• Instructions to follow: Repeat the lines below exactly as they appear, but leave out the images.
>> Start
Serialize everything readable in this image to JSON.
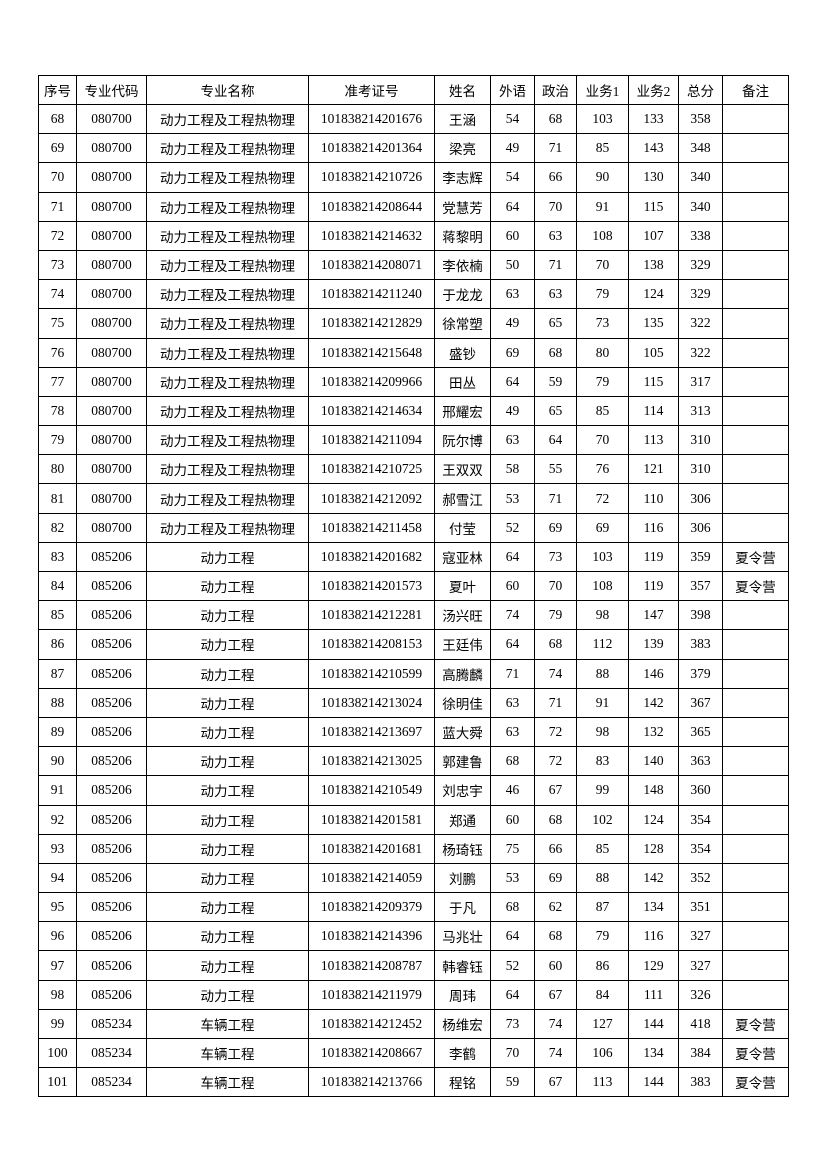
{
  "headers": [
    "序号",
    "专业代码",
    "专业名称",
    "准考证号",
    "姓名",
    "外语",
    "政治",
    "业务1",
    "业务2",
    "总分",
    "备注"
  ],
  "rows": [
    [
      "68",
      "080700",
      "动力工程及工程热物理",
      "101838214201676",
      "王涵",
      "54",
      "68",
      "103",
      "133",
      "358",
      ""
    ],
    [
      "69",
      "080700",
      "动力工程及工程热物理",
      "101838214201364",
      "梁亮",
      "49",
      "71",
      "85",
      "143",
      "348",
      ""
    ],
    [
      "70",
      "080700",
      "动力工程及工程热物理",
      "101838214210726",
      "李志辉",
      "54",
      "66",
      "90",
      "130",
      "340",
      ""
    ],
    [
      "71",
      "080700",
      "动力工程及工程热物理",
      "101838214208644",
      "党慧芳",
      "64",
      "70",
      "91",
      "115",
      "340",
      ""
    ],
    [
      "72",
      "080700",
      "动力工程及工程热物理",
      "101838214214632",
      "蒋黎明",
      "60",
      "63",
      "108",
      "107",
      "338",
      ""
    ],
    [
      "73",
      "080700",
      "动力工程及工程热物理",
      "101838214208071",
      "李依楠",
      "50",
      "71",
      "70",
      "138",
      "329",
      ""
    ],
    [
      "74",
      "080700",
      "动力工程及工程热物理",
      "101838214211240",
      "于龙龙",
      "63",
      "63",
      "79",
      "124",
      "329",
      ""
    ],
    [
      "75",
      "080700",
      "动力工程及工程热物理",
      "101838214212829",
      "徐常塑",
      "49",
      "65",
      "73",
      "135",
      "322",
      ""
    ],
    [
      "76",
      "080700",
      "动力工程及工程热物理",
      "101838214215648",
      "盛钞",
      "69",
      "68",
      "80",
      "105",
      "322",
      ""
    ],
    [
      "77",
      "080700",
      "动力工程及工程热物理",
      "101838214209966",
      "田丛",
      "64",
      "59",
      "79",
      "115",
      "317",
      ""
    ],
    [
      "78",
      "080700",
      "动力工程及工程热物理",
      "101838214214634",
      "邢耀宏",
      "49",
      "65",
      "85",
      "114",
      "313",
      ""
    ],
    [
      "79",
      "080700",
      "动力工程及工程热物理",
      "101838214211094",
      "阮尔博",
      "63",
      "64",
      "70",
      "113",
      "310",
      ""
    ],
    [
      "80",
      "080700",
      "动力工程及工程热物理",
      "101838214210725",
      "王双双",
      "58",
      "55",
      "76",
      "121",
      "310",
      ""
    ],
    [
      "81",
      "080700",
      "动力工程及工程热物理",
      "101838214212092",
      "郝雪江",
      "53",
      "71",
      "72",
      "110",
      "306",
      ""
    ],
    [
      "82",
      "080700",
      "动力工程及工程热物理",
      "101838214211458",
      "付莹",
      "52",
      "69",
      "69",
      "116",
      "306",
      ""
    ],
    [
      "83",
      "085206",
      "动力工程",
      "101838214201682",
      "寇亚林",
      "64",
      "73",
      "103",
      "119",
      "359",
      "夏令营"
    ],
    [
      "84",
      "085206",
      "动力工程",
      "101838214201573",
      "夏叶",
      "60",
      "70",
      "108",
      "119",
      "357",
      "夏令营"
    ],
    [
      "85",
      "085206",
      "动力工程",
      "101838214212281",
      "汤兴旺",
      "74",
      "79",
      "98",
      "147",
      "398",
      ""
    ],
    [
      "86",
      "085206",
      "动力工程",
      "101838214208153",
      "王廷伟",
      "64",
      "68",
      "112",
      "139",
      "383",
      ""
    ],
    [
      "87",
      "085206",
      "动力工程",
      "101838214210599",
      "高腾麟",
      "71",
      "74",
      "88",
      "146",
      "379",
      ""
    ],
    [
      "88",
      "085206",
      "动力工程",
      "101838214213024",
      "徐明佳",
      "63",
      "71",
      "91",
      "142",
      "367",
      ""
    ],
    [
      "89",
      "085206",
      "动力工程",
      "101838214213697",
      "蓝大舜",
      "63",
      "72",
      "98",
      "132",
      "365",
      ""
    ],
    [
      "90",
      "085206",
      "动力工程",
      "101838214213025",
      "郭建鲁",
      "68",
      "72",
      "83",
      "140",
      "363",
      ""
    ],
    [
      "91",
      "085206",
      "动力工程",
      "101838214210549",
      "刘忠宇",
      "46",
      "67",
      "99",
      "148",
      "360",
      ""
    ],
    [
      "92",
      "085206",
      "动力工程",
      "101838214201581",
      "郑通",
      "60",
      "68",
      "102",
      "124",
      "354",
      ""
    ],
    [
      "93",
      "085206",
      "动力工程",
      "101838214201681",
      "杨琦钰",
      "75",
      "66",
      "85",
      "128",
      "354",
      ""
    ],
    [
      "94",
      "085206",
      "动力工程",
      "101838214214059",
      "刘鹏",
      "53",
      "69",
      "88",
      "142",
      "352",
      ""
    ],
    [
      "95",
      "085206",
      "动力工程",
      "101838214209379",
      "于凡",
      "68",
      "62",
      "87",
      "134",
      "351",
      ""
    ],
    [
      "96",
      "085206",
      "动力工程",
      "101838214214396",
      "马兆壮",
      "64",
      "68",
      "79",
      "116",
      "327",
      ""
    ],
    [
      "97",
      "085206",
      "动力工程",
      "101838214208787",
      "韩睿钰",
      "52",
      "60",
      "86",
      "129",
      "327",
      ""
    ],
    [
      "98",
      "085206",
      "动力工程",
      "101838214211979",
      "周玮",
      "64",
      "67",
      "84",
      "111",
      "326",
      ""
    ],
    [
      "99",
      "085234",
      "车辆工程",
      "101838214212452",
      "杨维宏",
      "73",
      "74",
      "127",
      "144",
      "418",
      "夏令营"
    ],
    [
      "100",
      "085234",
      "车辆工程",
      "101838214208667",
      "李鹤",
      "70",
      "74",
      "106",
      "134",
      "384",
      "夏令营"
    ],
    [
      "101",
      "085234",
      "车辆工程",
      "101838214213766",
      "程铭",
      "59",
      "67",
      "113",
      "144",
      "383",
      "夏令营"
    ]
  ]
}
>> End
• The answer:
Serialize everything readable in this image to JSON.
{
  "headers": [
    "序号",
    "专业代码",
    "专业名称",
    "准考证号",
    "姓名",
    "外语",
    "政治",
    "业务1",
    "业务2",
    "总分",
    "备注"
  ],
  "rows": [
    [
      "68",
      "080700",
      "动力工程及工程热物理",
      "101838214201676",
      "王涵",
      "54",
      "68",
      "103",
      "133",
      "358",
      ""
    ],
    [
      "69",
      "080700",
      "动力工程及工程热物理",
      "101838214201364",
      "梁亮",
      "49",
      "71",
      "85",
      "143",
      "348",
      ""
    ],
    [
      "70",
      "080700",
      "动力工程及工程热物理",
      "101838214210726",
      "李志辉",
      "54",
      "66",
      "90",
      "130",
      "340",
      ""
    ],
    [
      "71",
      "080700",
      "动力工程及工程热物理",
      "101838214208644",
      "党慧芳",
      "64",
      "70",
      "91",
      "115",
      "340",
      ""
    ],
    [
      "72",
      "080700",
      "动力工程及工程热物理",
      "101838214214632",
      "蒋黎明",
      "60",
      "63",
      "108",
      "107",
      "338",
      ""
    ],
    [
      "73",
      "080700",
      "动力工程及工程热物理",
      "101838214208071",
      "李依楠",
      "50",
      "71",
      "70",
      "138",
      "329",
      ""
    ],
    [
      "74",
      "080700",
      "动力工程及工程热物理",
      "101838214211240",
      "于龙龙",
      "63",
      "63",
      "79",
      "124",
      "329",
      ""
    ],
    [
      "75",
      "080700",
      "动力工程及工程热物理",
      "101838214212829",
      "徐常塑",
      "49",
      "65",
      "73",
      "135",
      "322",
      ""
    ],
    [
      "76",
      "080700",
      "动力工程及工程热物理",
      "101838214215648",
      "盛钞",
      "69",
      "68",
      "80",
      "105",
      "322",
      ""
    ],
    [
      "77",
      "080700",
      "动力工程及工程热物理",
      "101838214209966",
      "田丛",
      "64",
      "59",
      "79",
      "115",
      "317",
      ""
    ],
    [
      "78",
      "080700",
      "动力工程及工程热物理",
      "101838214214634",
      "邢耀宏",
      "49",
      "65",
      "85",
      "114",
      "313",
      ""
    ],
    [
      "79",
      "080700",
      "动力工程及工程热物理",
      "101838214211094",
      "阮尔博",
      "63",
      "64",
      "70",
      "113",
      "310",
      ""
    ],
    [
      "80",
      "080700",
      "动力工程及工程热物理",
      "101838214210725",
      "王双双",
      "58",
      "55",
      "76",
      "121",
      "310",
      ""
    ],
    [
      "81",
      "080700",
      "动力工程及工程热物理",
      "101838214212092",
      "郝雪江",
      "53",
      "71",
      "72",
      "110",
      "306",
      ""
    ],
    [
      "82",
      "080700",
      "动力工程及工程热物理",
      "101838214211458",
      "付莹",
      "52",
      "69",
      "69",
      "116",
      "306",
      ""
    ],
    [
      "83",
      "085206",
      "动力工程",
      "101838214201682",
      "寇亚林",
      "64",
      "73",
      "103",
      "119",
      "359",
      "夏令营"
    ],
    [
      "84",
      "085206",
      "动力工程",
      "101838214201573",
      "夏叶",
      "60",
      "70",
      "108",
      "119",
      "357",
      "夏令营"
    ],
    [
      "85",
      "085206",
      "动力工程",
      "101838214212281",
      "汤兴旺",
      "74",
      "79",
      "98",
      "147",
      "398",
      ""
    ],
    [
      "86",
      "085206",
      "动力工程",
      "101838214208153",
      "王廷伟",
      "64",
      "68",
      "112",
      "139",
      "383",
      ""
    ],
    [
      "87",
      "085206",
      "动力工程",
      "101838214210599",
      "高腾麟",
      "71",
      "74",
      "88",
      "146",
      "379",
      ""
    ],
    [
      "88",
      "085206",
      "动力工程",
      "101838214213024",
      "徐明佳",
      "63",
      "71",
      "91",
      "142",
      "367",
      ""
    ],
    [
      "89",
      "085206",
      "动力工程",
      "101838214213697",
      "蓝大舜",
      "63",
      "72",
      "98",
      "132",
      "365",
      ""
    ],
    [
      "90",
      "085206",
      "动力工程",
      "101838214213025",
      "郭建鲁",
      "68",
      "72",
      "83",
      "140",
      "363",
      ""
    ],
    [
      "91",
      "085206",
      "动力工程",
      "101838214210549",
      "刘忠宇",
      "46",
      "67",
      "99",
      "148",
      "360",
      ""
    ],
    [
      "92",
      "085206",
      "动力工程",
      "101838214201581",
      "郑通",
      "60",
      "68",
      "102",
      "124",
      "354",
      ""
    ],
    [
      "93",
      "085206",
      "动力工程",
      "101838214201681",
      "杨琦钰",
      "75",
      "66",
      "85",
      "128",
      "354",
      ""
    ],
    [
      "94",
      "085206",
      "动力工程",
      "101838214214059",
      "刘鹏",
      "53",
      "69",
      "88",
      "142",
      "352",
      ""
    ],
    [
      "95",
      "085206",
      "动力工程",
      "101838214209379",
      "于凡",
      "68",
      "62",
      "87",
      "134",
      "351",
      ""
    ],
    [
      "96",
      "085206",
      "动力工程",
      "101838214214396",
      "马兆壮",
      "64",
      "68",
      "79",
      "116",
      "327",
      ""
    ],
    [
      "97",
      "085206",
      "动力工程",
      "101838214208787",
      "韩睿钰",
      "52",
      "60",
      "86",
      "129",
      "327",
      ""
    ],
    [
      "98",
      "085206",
      "动力工程",
      "101838214211979",
      "周玮",
      "64",
      "67",
      "84",
      "111",
      "326",
      ""
    ],
    [
      "99",
      "085234",
      "车辆工程",
      "101838214212452",
      "杨维宏",
      "73",
      "74",
      "127",
      "144",
      "418",
      "夏令营"
    ],
    [
      "100",
      "085234",
      "车辆工程",
      "101838214208667",
      "李鹤",
      "70",
      "74",
      "106",
      "134",
      "384",
      "夏令营"
    ],
    [
      "101",
      "085234",
      "车辆工程",
      "101838214213766",
      "程铭",
      "59",
      "67",
      "113",
      "144",
      "383",
      "夏令营"
    ]
  ]
}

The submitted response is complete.